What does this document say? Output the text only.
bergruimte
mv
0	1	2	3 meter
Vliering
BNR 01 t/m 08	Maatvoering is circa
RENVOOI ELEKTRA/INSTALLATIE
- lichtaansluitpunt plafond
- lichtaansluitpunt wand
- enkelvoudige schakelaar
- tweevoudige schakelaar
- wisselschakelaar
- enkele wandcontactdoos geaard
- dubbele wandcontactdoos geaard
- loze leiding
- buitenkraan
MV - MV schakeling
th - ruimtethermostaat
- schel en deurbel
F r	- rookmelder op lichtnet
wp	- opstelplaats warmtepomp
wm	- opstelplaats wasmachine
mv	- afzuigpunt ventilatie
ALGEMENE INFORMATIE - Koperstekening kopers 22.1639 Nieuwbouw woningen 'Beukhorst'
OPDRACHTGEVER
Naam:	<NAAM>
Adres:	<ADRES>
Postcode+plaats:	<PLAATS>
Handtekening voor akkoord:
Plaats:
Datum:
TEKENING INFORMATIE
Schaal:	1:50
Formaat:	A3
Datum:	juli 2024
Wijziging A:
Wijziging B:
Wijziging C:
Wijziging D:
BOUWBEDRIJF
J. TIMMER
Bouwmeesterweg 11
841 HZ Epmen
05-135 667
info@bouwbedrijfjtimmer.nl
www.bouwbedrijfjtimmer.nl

= = =

* **PROBLEM DESCRIPTION**
From the data above, pick out each line containing "INFORMATIE" and copy it.

* **THE COMPLETED TASK**
ALGEMENE INFORMATIE - Koperstekening kopers 22.1639 Nieuwbouw woningen 'Beukhorst'
TEKENING INFORMATIE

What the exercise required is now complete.